◆ Your goal
Please pull out every line of the data below and reproduce each one verbatim.

◆ Data section
▶

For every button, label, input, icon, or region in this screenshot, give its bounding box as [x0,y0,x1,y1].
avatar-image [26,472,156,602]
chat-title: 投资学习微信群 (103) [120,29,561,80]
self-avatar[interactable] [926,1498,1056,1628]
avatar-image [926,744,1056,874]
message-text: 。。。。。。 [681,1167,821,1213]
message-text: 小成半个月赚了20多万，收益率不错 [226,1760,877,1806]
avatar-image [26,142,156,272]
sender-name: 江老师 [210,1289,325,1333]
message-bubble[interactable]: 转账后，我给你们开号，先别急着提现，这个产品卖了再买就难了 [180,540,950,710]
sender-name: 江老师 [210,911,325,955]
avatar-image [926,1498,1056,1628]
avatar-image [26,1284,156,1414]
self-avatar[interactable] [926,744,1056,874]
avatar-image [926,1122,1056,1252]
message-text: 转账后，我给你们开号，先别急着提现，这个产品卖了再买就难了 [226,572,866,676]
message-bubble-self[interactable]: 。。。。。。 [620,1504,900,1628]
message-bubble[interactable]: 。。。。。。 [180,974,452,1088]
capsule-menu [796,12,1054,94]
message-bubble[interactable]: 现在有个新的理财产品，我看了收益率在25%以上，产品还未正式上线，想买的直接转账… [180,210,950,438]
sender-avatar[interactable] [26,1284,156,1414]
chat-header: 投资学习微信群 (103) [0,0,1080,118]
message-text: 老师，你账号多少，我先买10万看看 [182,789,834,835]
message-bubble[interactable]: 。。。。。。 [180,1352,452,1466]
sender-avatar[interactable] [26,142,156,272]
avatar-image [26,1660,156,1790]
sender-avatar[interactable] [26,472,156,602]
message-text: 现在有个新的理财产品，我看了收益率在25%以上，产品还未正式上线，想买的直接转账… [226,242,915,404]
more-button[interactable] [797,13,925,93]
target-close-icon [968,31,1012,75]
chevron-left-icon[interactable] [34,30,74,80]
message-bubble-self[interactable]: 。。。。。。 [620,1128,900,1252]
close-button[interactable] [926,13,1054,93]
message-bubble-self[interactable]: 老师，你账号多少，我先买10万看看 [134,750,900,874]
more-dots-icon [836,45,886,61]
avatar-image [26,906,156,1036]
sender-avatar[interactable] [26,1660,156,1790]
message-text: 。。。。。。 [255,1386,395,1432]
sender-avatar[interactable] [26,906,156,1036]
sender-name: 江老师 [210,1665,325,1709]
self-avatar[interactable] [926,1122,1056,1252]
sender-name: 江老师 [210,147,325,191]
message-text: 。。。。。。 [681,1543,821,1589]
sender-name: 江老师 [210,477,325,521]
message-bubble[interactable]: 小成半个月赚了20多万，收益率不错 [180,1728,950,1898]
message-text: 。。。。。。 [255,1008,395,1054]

◀

◆ Exercise answer
For every button, label, input, icon, or region in this screenshot, give its bounding box as [x0,y0,x1,y1].
avatar-image [26,472,156,602]
chat-title: 投资学习微信群 (103) [120,29,561,80]
self-avatar[interactable] [926,1498,1056,1628]
avatar-image [926,744,1056,874]
message-text: 。。。。。。 [681,1167,821,1213]
message-text: 小成半个月赚了20多万，收益率不错 [226,1760,877,1806]
avatar-image [26,142,156,272]
sender-name: 江老师 [210,1289,325,1333]
message-bubble[interactable]: 转账后，我给你们开号，先别急着提现，这个产品卖了再买就难了 [180,540,950,710]
sender-name: 江老师 [210,911,325,955]
avatar-image [926,1498,1056,1628]
avatar-image [26,1284,156,1414]
self-avatar[interactable] [926,744,1056,874]
avatar-image [926,1122,1056,1252]
message-text: 转账后，我给你们开号，先别急着提现，这个产品卖了再买就难了 [226,572,866,676]
message-bubble-self[interactable]: 。。。。。。 [620,1504,900,1628]
message-bubble[interactable]: 。。。。。。 [180,974,452,1088]
capsule-menu [796,12,1054,94]
message-bubble[interactable]: 现在有个新的理财产品，我看了收益率在25%以上，产品还未正式上线，想买的直接转账… [180,210,950,438]
sender-avatar[interactable] [26,1284,156,1414]
chat-header: 投资学习微信群 (103) [0,0,1080,118]
message-text: 老师，你账号多少，我先买10万看看 [182,789,834,835]
message-bubble[interactable]: 。。。。。。 [180,1352,452,1466]
sender-avatar[interactable] [26,142,156,272]
avatar-image [26,1660,156,1790]
sender-avatar[interactable] [26,472,156,602]
message-text: 现在有个新的理财产品，我看了收益率在25%以上，产品还未正式上线，想买的直接转账… [226,242,915,404]
more-button[interactable] [797,13,925,93]
target-close-icon [968,31,1012,75]
chevron-left-icon[interactable] [34,30,74,80]
message-bubble-self[interactable]: 。。。。。。 [620,1128,900,1252]
close-button[interactable] [926,13,1054,93]
message-bubble-self[interactable]: 老师，你账号多少，我先买10万看看 [134,750,900,874]
more-dots-icon [836,45,886,61]
avatar-image [26,906,156,1036]
sender-avatar[interactable] [26,1660,156,1790]
message-text: 。。。。。。 [255,1386,395,1432]
sender-avatar[interactable] [26,906,156,1036]
sender-name: 江老师 [210,1665,325,1709]
self-avatar[interactable] [926,1122,1056,1252]
sender-name: 江老师 [210,147,325,191]
message-text: 。。。。。。 [681,1543,821,1589]
sender-name: 江老师 [210,477,325,521]
message-bubble[interactable]: 小成半个月赚了20多万，收益率不错 [180,1728,950,1898]
message-text: 。。。。。。 [255,1008,395,1054]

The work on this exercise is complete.